====== RECORDS FOR THE TASK

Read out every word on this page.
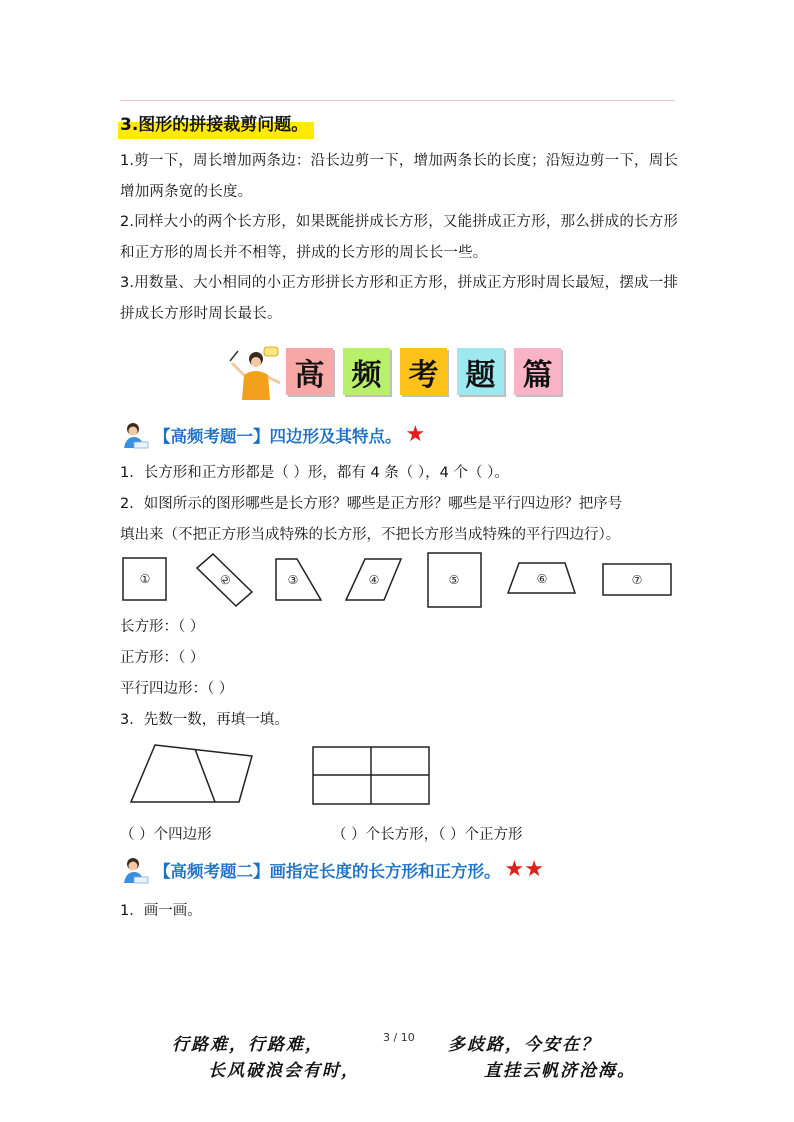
3.图形的拼接裁剪问题。
1.剪一下，周长增加两条边：沿长边剪一下，增加两条长的长度；沿短边剪一下，周长增加两条宽的长度。
2.同样大小的两个长方形，如果既能拼成长方形，又能拼成正方形，那么拼成的长方形和正方形的周长并不相等，拼成的长方形的周长长一些。
3.用数量、大小相同的小正方形拼长方形和正方形，拼成正方形时周长最短，摆成一排拼成长方形时周长最长。
高 频 考 题 篇
【高频考题一】四边形及其特点。 ★
1．长方形和正方形都是（ ）形，都有 4 条（ ），4 个（ ）。
2．如图所示的图形哪些是长方形？哪些是正方形？哪些是平行四边形？把序号
填出来（不把正方形当成特殊的长方形，不把长方形当成特殊的平行四边行）。
①	②	③	④	⑤	⑥	⑦
长方形：（ ）
正方形：（ ）
平行四边形：（ ）
3．先数一数，再填一填。
（ ）个四边形	（ ）个长方形，（ ）个正方形
【高频考题二】画指定长度的长方形和正方形。 ★★
1．画一画。
3 / 10
行路难，行路难，	多歧路，今安在？
长风破浪会有时，	直挂云帆济沧海。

============

» **WORK TO COMPLETE**:
Each record above is to be restated exactly, with its pictures removed from the copy.

» **ANSWER TO THE PROBLEM**:
Read out every word on this page.
3.图形的拼接裁剪问题。
1.剪一下，周长增加两条边：沿长边剪一下，增加两条长的长度；沿短边剪一下，周长增加两条宽的长度。
2.同样大小的两个长方形，如果既能拼成长方形，又能拼成正方形，那么拼成的长方形和正方形的周长并不相等，拼成的长方形的周长长一些。
3.用数量、大小相同的小正方形拼长方形和正方形，拼成正方形时周长最短，摆成一排拼成长方形时周长最长。
高 频 考 题 篇
【高频考题一】四边形及其特点。 ★
1．长方形和正方形都是（ ）形，都有 4 条（ ），4 个（ ）。
2．如图所示的图形哪些是长方形？哪些是正方形？哪些是平行四边形？把序号
填出来（不把正方形当成特殊的长方形，不把长方形当成特殊的平行四边行）。
①	②	③	④	⑤	⑥	⑦
长方形：（ ）
正方形：（ ）
平行四边形：（ ）
3．先数一数，再填一填。
（ ）个四边形	（ ）个长方形，（ ）个正方形
【高频考题二】画指定长度的长方形和正方形。 ★★
1．画一画。
3 / 10
行路难，行路难，	多歧路，今安在？
长风破浪会有时，	直挂云帆济沧海。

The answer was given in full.